> **What you need to do**
Pull every line of the items below out verbatim, leaving the pictures out of your answer.

> **Supplied records**
* * * * * * * * *

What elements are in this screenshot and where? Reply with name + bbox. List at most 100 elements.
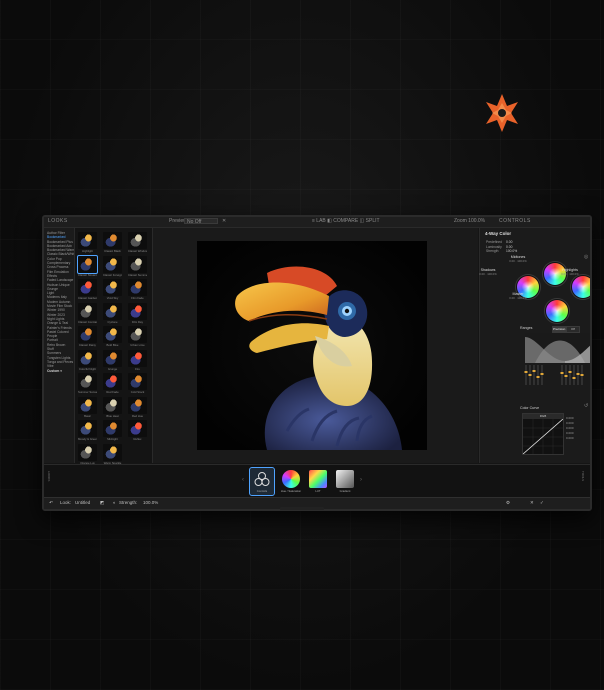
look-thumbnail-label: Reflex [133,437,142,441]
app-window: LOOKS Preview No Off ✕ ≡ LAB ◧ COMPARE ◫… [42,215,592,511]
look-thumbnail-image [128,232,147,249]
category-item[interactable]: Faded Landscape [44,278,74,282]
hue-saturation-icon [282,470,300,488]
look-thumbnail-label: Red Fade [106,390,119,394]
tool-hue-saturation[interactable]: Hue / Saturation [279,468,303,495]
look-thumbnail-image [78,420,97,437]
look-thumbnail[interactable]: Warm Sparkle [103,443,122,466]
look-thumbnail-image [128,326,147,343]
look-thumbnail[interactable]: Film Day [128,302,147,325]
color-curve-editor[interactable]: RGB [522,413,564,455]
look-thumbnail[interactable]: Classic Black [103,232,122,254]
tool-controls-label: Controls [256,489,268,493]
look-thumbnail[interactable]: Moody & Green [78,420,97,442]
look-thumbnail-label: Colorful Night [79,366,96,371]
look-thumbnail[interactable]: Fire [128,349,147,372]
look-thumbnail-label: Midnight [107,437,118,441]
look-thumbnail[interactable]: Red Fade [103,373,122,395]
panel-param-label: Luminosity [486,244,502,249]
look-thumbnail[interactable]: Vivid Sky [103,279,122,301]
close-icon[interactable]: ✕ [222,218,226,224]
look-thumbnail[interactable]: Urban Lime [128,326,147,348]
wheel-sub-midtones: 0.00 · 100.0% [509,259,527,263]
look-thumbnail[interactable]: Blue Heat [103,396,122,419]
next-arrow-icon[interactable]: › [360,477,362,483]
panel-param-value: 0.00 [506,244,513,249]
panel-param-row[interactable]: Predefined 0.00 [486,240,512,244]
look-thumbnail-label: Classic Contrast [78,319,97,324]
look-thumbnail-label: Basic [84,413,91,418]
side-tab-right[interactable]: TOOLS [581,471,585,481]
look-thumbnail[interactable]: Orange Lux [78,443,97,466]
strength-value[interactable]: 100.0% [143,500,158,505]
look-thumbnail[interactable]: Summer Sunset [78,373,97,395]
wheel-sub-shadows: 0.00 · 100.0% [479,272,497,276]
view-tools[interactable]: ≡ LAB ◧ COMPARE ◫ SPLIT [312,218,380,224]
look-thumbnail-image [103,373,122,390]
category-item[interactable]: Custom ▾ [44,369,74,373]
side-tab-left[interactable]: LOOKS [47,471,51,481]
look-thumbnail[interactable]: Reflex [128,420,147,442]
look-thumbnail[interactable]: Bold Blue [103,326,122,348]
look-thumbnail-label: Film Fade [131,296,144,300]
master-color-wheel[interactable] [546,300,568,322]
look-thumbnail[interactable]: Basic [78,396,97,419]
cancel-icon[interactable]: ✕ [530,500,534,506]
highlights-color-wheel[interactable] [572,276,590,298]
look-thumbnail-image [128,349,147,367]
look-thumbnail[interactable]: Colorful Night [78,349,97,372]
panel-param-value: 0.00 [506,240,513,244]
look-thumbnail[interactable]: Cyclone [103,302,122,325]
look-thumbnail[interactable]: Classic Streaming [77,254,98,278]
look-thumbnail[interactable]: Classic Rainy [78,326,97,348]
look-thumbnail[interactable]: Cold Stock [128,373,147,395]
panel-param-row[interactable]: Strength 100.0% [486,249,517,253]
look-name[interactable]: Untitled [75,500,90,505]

* * * * * * * * *

> **Solution for this problem**
What elements are in this screenshot and where? Reply with name + bbox. List at most 100 elements.
look-thumbnail-label: Reflex [133,437,142,441]
app-window: LOOKS Preview No Off ✕ ≡ LAB ◧ COMPARE ◫… [42,215,592,511]
look-thumbnail-image [128,232,147,249]
category-item[interactable]: Faded Landscape [44,278,74,282]
hue-saturation-icon [282,470,300,488]
look-thumbnail-label: Red Fade [106,390,119,394]
tool-hue-saturation[interactable]: Hue / Saturation [279,468,303,495]
look-thumbnail-image [78,420,97,437]
look-thumbnail[interactable]: Warm Sparkle [103,443,122,466]
look-thumbnail-image [128,326,147,343]
look-thumbnail[interactable]: Film Day [128,302,147,325]
color-curve-editor[interactable]: RGB [522,413,564,455]
look-thumbnail[interactable]: Classic Black [103,232,122,254]
tool-controls-label: Controls [256,489,268,493]
look-thumbnail[interactable]: Moody & Green [78,420,97,442]
look-thumbnail-label: Colorful Night [79,366,96,371]
look-thumbnail[interactable]: Fire [128,349,147,372]
look-thumbnail-label: Midnight [107,437,118,441]
look-thumbnail[interactable]: Red Fade [103,373,122,395]
panel-param-label: Luminosity [486,244,502,249]
look-thumbnail[interactable]: Vivid Sky [103,279,122,301]
close-icon[interactable]: ✕ [222,218,226,224]
look-thumbnail[interactable]: Urban Lime [128,326,147,348]
wheel-sub-midtones: 0.00 · 100.0% [509,259,527,263]
look-thumbnail[interactable]: Blue Heat [103,396,122,419]
next-arrow-icon[interactable]: › [360,477,362,483]
panel-param-value: 0.00 [506,244,513,249]
panel-param-row[interactable]: Predefined 0.00 [486,240,512,244]
look-thumbnail-label: Classic Contrast [78,319,97,324]
look-thumbnail-label: Basic [84,413,91,418]
side-tab-right[interactable]: TOOLS [581,471,585,481]
look-thumbnail[interactable]: Orange Lux [78,443,97,466]
strength-value[interactable]: 100.0% [143,500,158,505]
look-thumbnail[interactable]: Summer Sunset [78,373,97,395]
wheel-sub-shadows: 0.00 · 100.0% [479,272,497,276]
view-tools[interactable]: ≡ LAB ◧ COMPARE ◫ SPLIT [312,218,380,224]
look-thumbnail-image [103,373,122,390]
category-item[interactable]: Custom ▾ [44,369,74,373]
side-tab-left[interactable]: LOOKS [47,471,51,481]
look-thumbnail[interactable]: Reflex [128,420,147,442]
look-thumbnail[interactable]: Bold Blue [103,326,122,348]
look-thumbnail-label: Film Fade [131,296,144,300]
master-color-wheel[interactable] [546,300,568,322]
look-thumbnail[interactable]: Basic [78,396,97,419]
cancel-icon[interactable]: ✕ [530,500,534,506]
highlights-color-wheel[interactable] [572,276,590,298]
look-thumbnail-image [128,349,147,367]
look-thumbnail[interactable]: Colorful Night [78,349,97,372]
panel-param-value: 0.00 [506,240,513,244]
look-thumbnail[interactable]: Cyclone [103,302,122,325]
look-thumbnail[interactable]: Classic Streaming [77,254,98,278]
look-thumbnail[interactable]: Classic Rainy [78,326,97,348]
look-thumbnail[interactable]: Cold Stock [128,373,147,395]
panel-param-row[interactable]: Strength 100.0% [486,249,517,253]
look-name[interactable]: Untitled [75,500,90,505]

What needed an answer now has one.